▶ **TASK PROMPT**: Return every line of the data below that includes the string "name".

▶ **SOURCE MATERIAL**:
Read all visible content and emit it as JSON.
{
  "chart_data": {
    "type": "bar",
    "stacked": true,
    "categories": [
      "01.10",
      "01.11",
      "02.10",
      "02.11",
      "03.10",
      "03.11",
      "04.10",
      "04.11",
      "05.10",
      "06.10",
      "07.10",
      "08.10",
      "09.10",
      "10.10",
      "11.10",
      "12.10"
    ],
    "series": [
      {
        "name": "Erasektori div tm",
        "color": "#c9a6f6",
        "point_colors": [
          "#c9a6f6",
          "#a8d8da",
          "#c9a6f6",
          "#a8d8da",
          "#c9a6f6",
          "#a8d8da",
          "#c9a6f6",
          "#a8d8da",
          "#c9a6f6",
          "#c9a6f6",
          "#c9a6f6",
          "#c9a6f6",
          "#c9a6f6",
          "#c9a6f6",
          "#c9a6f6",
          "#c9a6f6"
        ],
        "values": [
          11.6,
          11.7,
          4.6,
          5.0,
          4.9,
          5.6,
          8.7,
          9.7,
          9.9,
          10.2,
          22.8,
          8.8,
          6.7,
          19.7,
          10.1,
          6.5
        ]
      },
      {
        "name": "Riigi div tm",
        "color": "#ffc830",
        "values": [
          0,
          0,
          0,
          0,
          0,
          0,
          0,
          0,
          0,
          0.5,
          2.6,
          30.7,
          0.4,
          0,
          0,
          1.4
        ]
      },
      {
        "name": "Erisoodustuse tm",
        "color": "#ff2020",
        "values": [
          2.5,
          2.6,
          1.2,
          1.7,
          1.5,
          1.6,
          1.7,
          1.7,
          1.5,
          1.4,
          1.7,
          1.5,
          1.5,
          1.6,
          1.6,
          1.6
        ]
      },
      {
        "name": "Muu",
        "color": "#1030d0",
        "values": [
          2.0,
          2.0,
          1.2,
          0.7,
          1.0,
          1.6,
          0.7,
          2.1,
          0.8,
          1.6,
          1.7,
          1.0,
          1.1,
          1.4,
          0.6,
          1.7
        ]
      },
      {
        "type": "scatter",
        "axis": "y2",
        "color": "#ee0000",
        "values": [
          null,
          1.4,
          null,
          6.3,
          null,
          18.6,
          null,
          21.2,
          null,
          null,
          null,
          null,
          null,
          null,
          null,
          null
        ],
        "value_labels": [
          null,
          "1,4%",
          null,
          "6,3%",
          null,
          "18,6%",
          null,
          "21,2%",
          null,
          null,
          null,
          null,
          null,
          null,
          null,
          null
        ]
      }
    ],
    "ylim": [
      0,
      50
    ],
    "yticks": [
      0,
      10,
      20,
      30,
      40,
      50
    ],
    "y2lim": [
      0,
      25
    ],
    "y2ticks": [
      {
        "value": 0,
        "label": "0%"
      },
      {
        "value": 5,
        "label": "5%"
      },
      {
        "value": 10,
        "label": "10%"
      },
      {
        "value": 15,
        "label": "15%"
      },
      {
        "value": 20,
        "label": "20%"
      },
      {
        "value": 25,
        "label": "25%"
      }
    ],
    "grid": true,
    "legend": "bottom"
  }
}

▶ **WRITTEN ANSWER**:
        "name": "Erasektori div tm",
        "name": "Riigi div tm",
        "name": "Erisoodustuse tm",
        "name": "Muu",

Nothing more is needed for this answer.